Document transcript data:
++++
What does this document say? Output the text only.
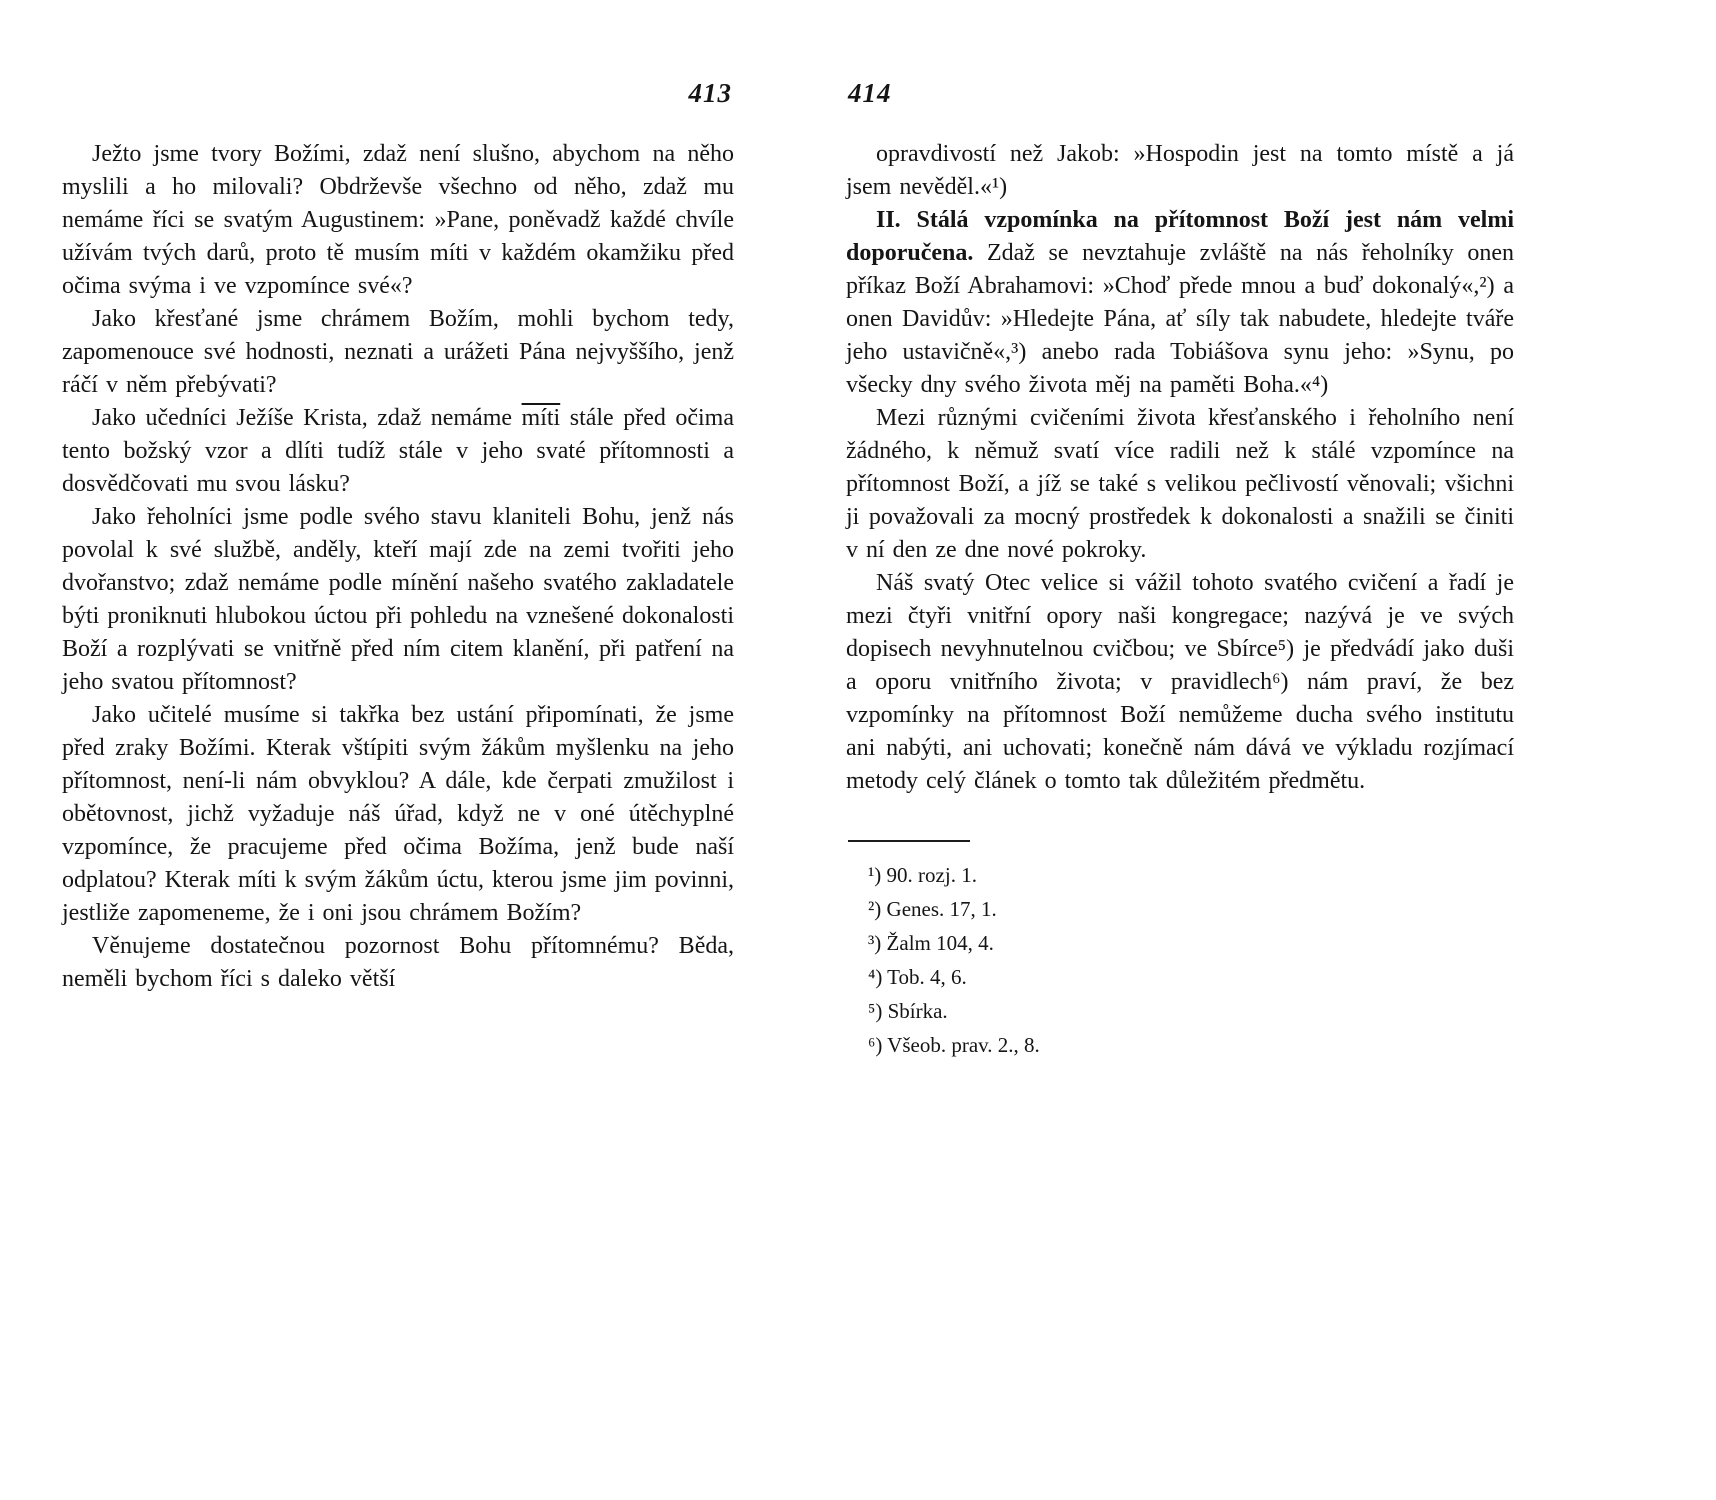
413

Ježto jsme tvory Božími, zdaž není slušno, abychom na něho myslili a ho milovali? Obdrževše všechno od něho, zdaž mu nemáme říci se svatým Augustinem: »Pane, poněvadž každé chvíle užívám tvých darů, proto tě musím míti v každém okamžiku před očima svýma i ve vzpomínce své«?

Jako křesťané jsme chrámem Božím, mohli bychom tedy, zapomenouce své hodnosti, neznati a urážeti Pána nejvyššího, jenž ráčí v něm přebývati?

Jako učedníci Ježíše Krista, zdaž nemáme míti stále před očima tento božský vzor a dlíti tudíž stále v jeho svaté přítomnosti a dosvědčovati mu svou lásku?

Jako řeholníci jsme podle svého stavu klaniteli Bohu, jenž nás povolal k své službě, anděly, kteří mají zde na zemi tvořiti jeho dvořanstvo; zdaž nemáme podle mínění našeho svatého zakladatele býti proniknuti hlubokou úctou při pohledu na vznešené dokonalosti Boží a rozplývati se vnitřně před ním citem klanění, při patření na jeho svatou přítomnost?

Jako učitelé musíme si takřka bez ustání připomínati, že jsme před zraky Božími. Kterak vštípiti svým žákům myšlenku na jeho přítomnost, není-li nám obvyklou? A dále, kde čerpati zmužilost i obětovnost, jichž vyžaduje náš úřad, když ne v oné útěchyplné vzpomínce, že pracujeme před očima Božíma, jenž bude naší odplatou? Kterak míti k svým žákům úctu, kterou jsme jim povinni, jestliže zapomeneme, že i oni jsou chrámem Božím?

Věnujeme dostatečnou pozornost Bohu přítomnému? Běda, neměli bychom říci s daleko větší

414

opravdivostí než Jakob: »Hospodin jest na tomto místě a já jsem nevěděl.«¹)

II. Stálá vzpomínka na přítomnost Boží jest nám velmi doporučena. Zdaž se nevztahuje zvláště na nás řeholníky onen příkaz Boží Abrahamovi: »Choď přede mnou a buď dokonalý«,²) a onen Davidův: »Hledejte Pána, ať síly tak nabudete, hledejte tváře jeho ustavičně«,³) anebo rada Tobiášova synu jeho: »Synu, po všecky dny svého života měj na paměti Boha.«⁴)

Mezi různými cvičeními života křesťanského i řeholního není žádného, k němuž svatí více radili než k stálé vzpomínce na přítomnost Boží, a jíž se také s velikou pečlivostí věnovali; všichni ji považovali za mocný prostředek k dokonalosti a snažili se činiti v ní den ze dne nové pokroky.

Náš svatý Otec velice si vážil tohoto svatého cvičení a řadí je mezi čtyři vnitřní opory naši kongregace; nazývá je ve svých dopisech nevyhnutelnou cvičbou; ve Sbírce⁵) je předvádí jako duši a oporu vnitřního života; v pravidlech⁶) nám praví, že bez vzpomínky na přítomnost Boží nemůžeme ducha svého institutu ani nabýti, ani uchovati; konečně nám dává ve výkladu rozjímací metody celý článek o tomto tak důležitém předmětu.

¹) 90. rozj. 1.
²) Genes. 17, 1.
³) Žalm 104, 4.
⁴) Tob. 4, 6.
⁵) Sbírka.
⁶) Všeob. prav. 2., 8.
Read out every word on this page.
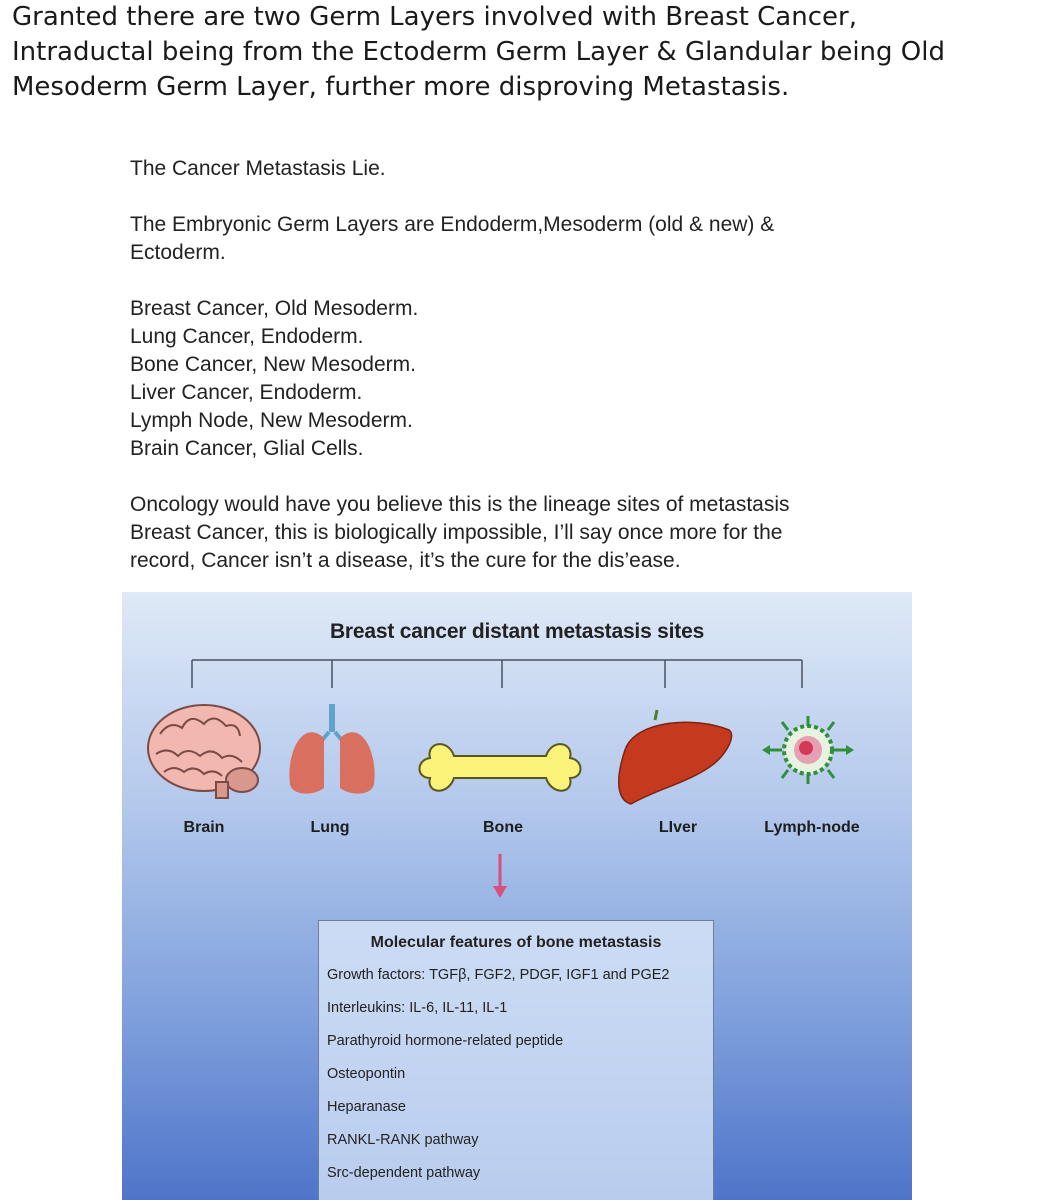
Granted there are two Germ Layers involved with Breast Cancer,
Intraductal being from the Ectoderm Germ Layer & Glandular being Old
Mesoderm Germ Layer, further more disproving Metastasis.
The Cancer Metastasis Lie.
The Embryonic Germ Layers are Endoderm,Mesoderm (old & new) &
Ectoderm.
Breast Cancer, Old Mesoderm.
Lung Cancer, Endoderm.
Bone Cancer, New Mesoderm.
Liver Cancer, Endoderm.
Lymph Node, New Mesoderm.
Brain Cancer, Glial Cells.
Oncology would have you believe this is the lineage sites of metastasis
Breast Cancer, this is biologically impossible, I’ll say once more for the
record, Cancer isn’t a disease, it’s the cure for the dis’ease.
Breast cancer distant metastasis sites
Brain	Lung	Bone	LIver	Lymph-node
Molecular features of bone metastasis
Growth factors: TGFβ, FGF2, PDGF, IGF1 and PGE2
Interleukins: IL-6, IL-11, IL-1
Parathyroid hormone-related peptide
Osteopontin
Heparanase
RANKL-RANK pathway
Src-dependent pathway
++++
Task instructions: When you reproduce the entries above, keep every word exact and leave the images out.

Completed task:
What does this document say? Output the text only.
413

Ježto jsme tvory Božími, zdaž není slušno, abychom na něho myslili a ho milovali? Obdrževše všechno od něho, zdaž mu nemáme říci se svatým Augustinem: »Pane, poněvadž každé chvíle užívám tvých darů, proto tě musím míti v každém okamžiku před očima svýma i ve vzpomínce své«?

Jako křesťané jsme chrámem Božím, mohli bychom tedy, zapomenouce své hodnosti, neznati a urážeti Pána nejvyššího, jenž ráčí v něm přebývati?

Jako učedníci Ježíše Krista, zdaž nemáme míti stále před očima tento božský vzor a dlíti tudíž stále v jeho svaté přítomnosti a dosvědčovati mu svou lásku?

Jako řeholníci jsme podle svého stavu klaniteli Bohu, jenž nás povolal k své službě, anděly, kteří mají zde na zemi tvořiti jeho dvořanstvo; zdaž nemáme podle mínění našeho svatého zakladatele býti proniknuti hlubokou úctou při pohledu na vznešené dokonalosti Boží a rozplývati se vnitřně před ním citem klanění, při patření na jeho svatou přítomnost?

Jako učitelé musíme si takřka bez ustání připomínati, že jsme před zraky Božími. Kterak vštípiti svým žákům myšlenku na jeho přítomnost, není-li nám obvyklou? A dále, kde čerpati zmužilost i obětovnost, jichž vyžaduje náš úřad, když ne v oné útěchyplné vzpomínce, že pracujeme před očima Božíma, jenž bude naší odplatou? Kterak míti k svým žákům úctu, kterou jsme jim povinni, jestliže zapomeneme, že i oni jsou chrámem Božím?

Věnujeme dostatečnou pozornost Bohu přítomnému? Běda, neměli bychom říci s daleko větší

414

opravdivostí než Jakob: »Hospodin jest na tomto místě a já jsem nevěděl.«¹)

II. Stálá vzpomínka na přítomnost Boží jest nám velmi doporučena. Zdaž se nevztahuje zvláště na nás řeholníky onen příkaz Boží Abrahamovi: »Choď přede mnou a buď dokonalý«,²) a onen Davidův: »Hledejte Pána, ať síly tak nabudete, hledejte tváře jeho ustavičně«,³) anebo rada Tobiášova synu jeho: »Synu, po všecky dny svého života měj na paměti Boha.«⁴)

Mezi různými cvičeními života křesťanského i řeholního není žádného, k němuž svatí více radili než k stálé vzpomínce na přítomnost Boží, a jíž se také s velikou pečlivostí věnovali; všichni ji považovali za mocný prostředek k dokonalosti a snažili se činiti v ní den ze dne nové pokroky.

Náš svatý Otec velice si vážil tohoto svatého cvičení a řadí je mezi čtyři vnitřní opory naši kongregace; nazývá je ve svých dopisech nevyhnutelnou cvičbou; ve Sbírce⁵) je předvádí jako duši a oporu vnitřního života; v pravidlech⁶) nám praví, že bez vzpomínky na přítomnost Boží nemůžeme ducha svého institutu ani nabýti, ani uchovati; konečně nám dává ve výkladu rozjímací metody celý článek o tomto tak důležitém předmětu.

¹) 90. rozj. 1.
²) Genes. 17, 1.
³) Žalm 104, 4.
⁴) Tob. 4, 6.
⁵) Sbírka.
⁶) Všeob. prav. 2., 8.
Read out every word on this page.
Granted there are two Germ Layers involved with Breast Cancer,
Intraductal being from the Ectoderm Germ Layer & Glandular being Old
Mesoderm Germ Layer, further more disproving Metastasis.
The Cancer Metastasis Lie.
The Embryonic Germ Layers are Endoderm,Mesoderm (old & new) &
Ectoderm.
Breast Cancer, Old Mesoderm.
Lung Cancer, Endoderm.
Bone Cancer, New Mesoderm.
Liver Cancer, Endoderm.
Lymph Node, New Mesoderm.
Brain Cancer, Glial Cells.
Oncology would have you believe this is the lineage sites of metastasis
Breast Cancer, this is biologically impossible, I’ll say once more for the
record, Cancer isn’t a disease, it’s the cure for the dis’ease.
Breast cancer distant metastasis sites
Brain	Lung	Bone	LIver	Lymph-node
Molecular features of bone metastasis
Growth factors: TGFβ, FGF2, PDGF, IGF1 and PGE2
Interleukins: IL-6, IL-11, IL-1
Parathyroid hormone-related peptide
Osteopontin
Heparanase
RANKL-RANK pathway
Src-dependent pathway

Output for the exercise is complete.